● **Information provided**

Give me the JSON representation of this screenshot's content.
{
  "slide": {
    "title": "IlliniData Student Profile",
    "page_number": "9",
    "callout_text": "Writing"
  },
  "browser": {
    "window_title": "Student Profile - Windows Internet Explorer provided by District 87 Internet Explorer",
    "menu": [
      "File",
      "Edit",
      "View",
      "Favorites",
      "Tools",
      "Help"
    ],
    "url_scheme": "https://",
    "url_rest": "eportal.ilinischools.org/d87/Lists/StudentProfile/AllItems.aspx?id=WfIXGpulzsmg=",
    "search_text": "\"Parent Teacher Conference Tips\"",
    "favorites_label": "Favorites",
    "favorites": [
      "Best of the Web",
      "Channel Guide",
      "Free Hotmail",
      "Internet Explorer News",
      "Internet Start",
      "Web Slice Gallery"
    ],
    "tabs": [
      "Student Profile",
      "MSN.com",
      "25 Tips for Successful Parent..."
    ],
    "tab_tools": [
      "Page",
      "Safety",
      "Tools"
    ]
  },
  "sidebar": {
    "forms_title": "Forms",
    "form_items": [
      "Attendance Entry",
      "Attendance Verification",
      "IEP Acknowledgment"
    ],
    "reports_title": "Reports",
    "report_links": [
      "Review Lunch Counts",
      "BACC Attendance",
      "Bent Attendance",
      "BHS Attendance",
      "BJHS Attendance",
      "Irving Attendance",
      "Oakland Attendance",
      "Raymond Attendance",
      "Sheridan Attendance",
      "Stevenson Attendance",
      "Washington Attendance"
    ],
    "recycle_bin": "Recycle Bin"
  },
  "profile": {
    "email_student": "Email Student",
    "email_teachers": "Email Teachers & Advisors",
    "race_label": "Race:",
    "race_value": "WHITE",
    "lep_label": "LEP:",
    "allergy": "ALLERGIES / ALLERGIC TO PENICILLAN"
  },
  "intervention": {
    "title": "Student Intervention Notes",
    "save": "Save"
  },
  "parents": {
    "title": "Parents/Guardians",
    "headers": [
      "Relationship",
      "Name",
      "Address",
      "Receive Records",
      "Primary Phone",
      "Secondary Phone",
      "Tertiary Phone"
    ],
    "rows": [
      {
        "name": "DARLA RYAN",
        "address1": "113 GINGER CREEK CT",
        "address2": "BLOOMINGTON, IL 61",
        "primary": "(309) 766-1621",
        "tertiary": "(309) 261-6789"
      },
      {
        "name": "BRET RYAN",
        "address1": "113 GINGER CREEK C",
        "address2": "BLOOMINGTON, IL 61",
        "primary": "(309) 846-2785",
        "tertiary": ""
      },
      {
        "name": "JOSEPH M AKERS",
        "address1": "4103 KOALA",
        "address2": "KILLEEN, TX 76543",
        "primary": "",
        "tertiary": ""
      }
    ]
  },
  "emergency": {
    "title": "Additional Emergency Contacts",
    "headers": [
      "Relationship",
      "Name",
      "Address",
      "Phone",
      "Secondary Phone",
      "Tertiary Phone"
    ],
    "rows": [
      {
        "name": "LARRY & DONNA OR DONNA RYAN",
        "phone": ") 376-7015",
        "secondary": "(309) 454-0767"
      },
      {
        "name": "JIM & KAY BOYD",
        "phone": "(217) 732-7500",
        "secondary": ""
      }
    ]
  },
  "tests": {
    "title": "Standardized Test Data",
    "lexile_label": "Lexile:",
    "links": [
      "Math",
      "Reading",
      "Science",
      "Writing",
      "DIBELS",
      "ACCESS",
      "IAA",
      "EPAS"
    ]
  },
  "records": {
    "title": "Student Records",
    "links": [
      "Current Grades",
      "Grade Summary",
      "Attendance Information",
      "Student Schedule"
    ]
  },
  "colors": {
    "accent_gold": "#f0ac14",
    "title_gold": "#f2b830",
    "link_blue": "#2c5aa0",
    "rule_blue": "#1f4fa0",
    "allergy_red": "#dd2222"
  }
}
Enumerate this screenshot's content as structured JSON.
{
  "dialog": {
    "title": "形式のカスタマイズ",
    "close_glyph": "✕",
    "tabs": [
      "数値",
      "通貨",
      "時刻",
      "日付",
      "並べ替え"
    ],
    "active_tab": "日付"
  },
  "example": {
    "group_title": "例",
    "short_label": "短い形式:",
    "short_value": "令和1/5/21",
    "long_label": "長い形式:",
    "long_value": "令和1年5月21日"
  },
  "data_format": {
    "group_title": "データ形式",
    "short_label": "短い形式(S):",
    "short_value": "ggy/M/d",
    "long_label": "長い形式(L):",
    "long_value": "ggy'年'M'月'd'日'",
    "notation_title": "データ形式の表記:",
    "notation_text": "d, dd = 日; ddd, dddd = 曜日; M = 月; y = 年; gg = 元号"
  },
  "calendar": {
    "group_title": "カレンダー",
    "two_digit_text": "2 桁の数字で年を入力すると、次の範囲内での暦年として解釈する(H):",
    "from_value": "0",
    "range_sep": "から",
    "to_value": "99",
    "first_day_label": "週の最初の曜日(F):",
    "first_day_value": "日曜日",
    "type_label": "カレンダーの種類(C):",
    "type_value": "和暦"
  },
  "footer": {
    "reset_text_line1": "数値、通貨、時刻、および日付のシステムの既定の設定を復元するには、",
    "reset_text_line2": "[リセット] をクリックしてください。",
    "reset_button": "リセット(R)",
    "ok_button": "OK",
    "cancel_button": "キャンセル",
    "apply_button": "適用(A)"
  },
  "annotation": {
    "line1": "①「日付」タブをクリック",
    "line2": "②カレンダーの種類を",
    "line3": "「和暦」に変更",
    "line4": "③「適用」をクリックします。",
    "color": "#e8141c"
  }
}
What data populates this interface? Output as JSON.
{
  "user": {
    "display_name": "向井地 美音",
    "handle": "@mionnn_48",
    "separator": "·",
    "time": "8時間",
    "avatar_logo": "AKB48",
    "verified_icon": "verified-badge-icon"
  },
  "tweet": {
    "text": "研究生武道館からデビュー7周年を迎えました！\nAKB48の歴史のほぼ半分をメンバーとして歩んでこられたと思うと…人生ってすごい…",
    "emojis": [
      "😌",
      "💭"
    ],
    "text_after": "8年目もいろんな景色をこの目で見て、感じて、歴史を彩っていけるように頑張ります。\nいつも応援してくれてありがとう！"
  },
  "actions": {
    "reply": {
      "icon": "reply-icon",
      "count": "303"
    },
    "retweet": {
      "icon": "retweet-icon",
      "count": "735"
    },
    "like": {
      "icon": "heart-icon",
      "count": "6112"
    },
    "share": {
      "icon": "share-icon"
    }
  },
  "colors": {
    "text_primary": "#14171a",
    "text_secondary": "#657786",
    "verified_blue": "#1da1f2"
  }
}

● **Task objective**
Output the whole listing above again, word for word.

● **Full output**
Give me the JSON representation of this screenshot's content.
{
  "slide": {
    "title": "IlliniData Student Profile",
    "page_number": "9",
    "callout_text": "Writing"
  },
  "browser": {
    "window_title": "Student Profile - Windows Internet Explorer provided by District 87 Internet Explorer",
    "menu": [
      "File",
      "Edit",
      "View",
      "Favorites",
      "Tools",
      "Help"
    ],
    "url_scheme": "https://",
    "url_rest": "eportal.ilinischools.org/d87/Lists/StudentProfile/AllItems.aspx?id=WfIXGpulzsmg=",
    "search_text": "\"Parent Teacher Conference Tips\"",
    "favorites_label": "Favorites",
    "favorites": [
      "Best of the Web",
      "Channel Guide",
      "Free Hotmail",
      "Internet Explorer News",
      "Internet Start",
      "Web Slice Gallery"
    ],
    "tabs": [
      "Student Profile",
      "MSN.com",
      "25 Tips for Successful Parent..."
    ],
    "tab_tools": [
      "Page",
      "Safety",
      "Tools"
    ]
  },
  "sidebar": {
    "forms_title": "Forms",
    "form_items": [
      "Attendance Entry",
      "Attendance Verification",
      "IEP Acknowledgment"
    ],
    "reports_title": "Reports",
    "report_links": [
      "Review Lunch Counts",
      "BACC Attendance",
      "Bent Attendance",
      "BHS Attendance",
      "BJHS Attendance",
      "Irving Attendance",
      "Oakland Attendance",
      "Raymond Attendance",
      "Sheridan Attendance",
      "Stevenson Attendance",
      "Washington Attendance"
    ],
    "recycle_bin": "Recycle Bin"
  },
  "profile": {
    "email_student": "Email Student",
    "email_teachers": "Email Teachers & Advisors",
    "race_label": "Race:",
    "race_value": "WHITE",
    "lep_label": "LEP:",
    "allergy": "ALLERGIES / ALLERGIC TO PENICILLAN"
  },
  "intervention": {
    "title": "Student Intervention Notes",
    "save": "Save"
  },
  "parents": {
    "title": "Parents/Guardians",
    "headers": [
      "Relationship",
      "Name",
      "Address",
      "Receive Records",
      "Primary Phone",
      "Secondary Phone",
      "Tertiary Phone"
    ],
    "rows": [
      {
        "name": "DARLA RYAN",
        "address1": "113 GINGER CREEK CT",
        "address2": "BLOOMINGTON, IL 61",
        "primary": "(309) 766-1621",
        "tertiary": "(309) 261-6789"
      },
      {
        "name": "BRET RYAN",
        "address1": "113 GINGER CREEK C",
        "address2": "BLOOMINGTON, IL 61",
        "primary": "(309) 846-2785",
        "tertiary": ""
      },
      {
        "name": "JOSEPH M AKERS",
        "address1": "4103 KOALA",
        "address2": "KILLEEN, TX 76543",
        "primary": "",
        "tertiary": ""
      }
    ]
  },
  "emergency": {
    "title": "Additional Emergency Contacts",
    "headers": [
      "Relationship",
      "Name",
      "Address",
      "Phone",
      "Secondary Phone",
      "Tertiary Phone"
    ],
    "rows": [
      {
        "name": "LARRY & DONNA OR DONNA RYAN",
        "phone": ") 376-7015",
        "secondary": "(309) 454-0767"
      },
      {
        "name": "JIM & KAY BOYD",
        "phone": "(217) 732-7500",
        "secondary": ""
      }
    ]
  },
  "tests": {
    "title": "Standardized Test Data",
    "lexile_label": "Lexile:",
    "links": [
      "Math",
      "Reading",
      "Science",
      "Writing",
      "DIBELS",
      "ACCESS",
      "IAA",
      "EPAS"
    ]
  },
  "records": {
    "title": "Student Records",
    "links": [
      "Current Grades",
      "Grade Summary",
      "Attendance Information",
      "Student Schedule"
    ]
  },
  "colors": {
    "accent_gold": "#f0ac14",
    "title_gold": "#f2b830",
    "link_blue": "#2c5aa0",
    "rule_blue": "#1f4fa0",
    "allergy_red": "#dd2222"
  }
}
Enumerate this screenshot's content as structured JSON.
{
  "dialog": {
    "title": "形式のカスタマイズ",
    "close_glyph": "✕",
    "tabs": [
      "数値",
      "通貨",
      "時刻",
      "日付",
      "並べ替え"
    ],
    "active_tab": "日付"
  },
  "example": {
    "group_title": "例",
    "short_label": "短い形式:",
    "short_value": "令和1/5/21",
    "long_label": "長い形式:",
    "long_value": "令和1年5月21日"
  },
  "data_format": {
    "group_title": "データ形式",
    "short_label": "短い形式(S):",
    "short_value": "ggy/M/d",
    "long_label": "長い形式(L):",
    "long_value": "ggy'年'M'月'd'日'",
    "notation_title": "データ形式の表記:",
    "notation_text": "d, dd = 日; ddd, dddd = 曜日; M = 月; y = 年; gg = 元号"
  },
  "calendar": {
    "group_title": "カレンダー",
    "two_digit_text": "2 桁の数字で年を入力すると、次の範囲内での暦年として解釈する(H):",
    "from_value": "0",
    "range_sep": "から",
    "to_value": "99",
    "first_day_label": "週の最初の曜日(F):",
    "first_day_value": "日曜日",
    "type_label": "カレンダーの種類(C):",
    "type_value": "和暦"
  },
  "footer": {
    "reset_text_line1": "数値、通貨、時刻、および日付のシステムの既定の設定を復元するには、",
    "reset_text_line2": "[リセット] をクリックしてください。",
    "reset_button": "リセット(R)",
    "ok_button": "OK",
    "cancel_button": "キャンセル",
    "apply_button": "適用(A)"
  },
  "annotation": {
    "line1": "①「日付」タブをクリック",
    "line2": "②カレンダーの種類を",
    "line3": "「和暦」に変更",
    "line4": "③「適用」をクリックします。",
    "color": "#e8141c"
  }
}
What data populates this interface? Output as JSON.
{
  "user": {
    "display_name": "向井地 美音",
    "handle": "@mionnn_48",
    "separator": "·",
    "time": "8時間",
    "avatar_logo": "AKB48",
    "verified_icon": "verified-badge-icon"
  },
  "tweet": {
    "text": "研究生武道館からデビュー7周年を迎えました！\nAKB48の歴史のほぼ半分をメンバーとして歩んでこられたと思うと…人生ってすごい…",
    "emojis": [
      "😌",
      "💭"
    ],
    "text_after": "8年目もいろんな景色をこの目で見て、感じて、歴史を彩っていけるように頑張ります。\nいつも応援してくれてありがとう！"
  },
  "actions": {
    "reply": {
      "icon": "reply-icon",
      "count": "303"
    },
    "retweet": {
      "icon": "retweet-icon",
      "count": "735"
    },
    "like": {
      "icon": "heart-icon",
      "count": "6112"
    },
    "share": {
      "icon": "share-icon"
    }
  },
  "colors": {
    "text_primary": "#14171a",
    "text_secondary": "#657786",
    "verified_blue": "#1da1f2"
  }
}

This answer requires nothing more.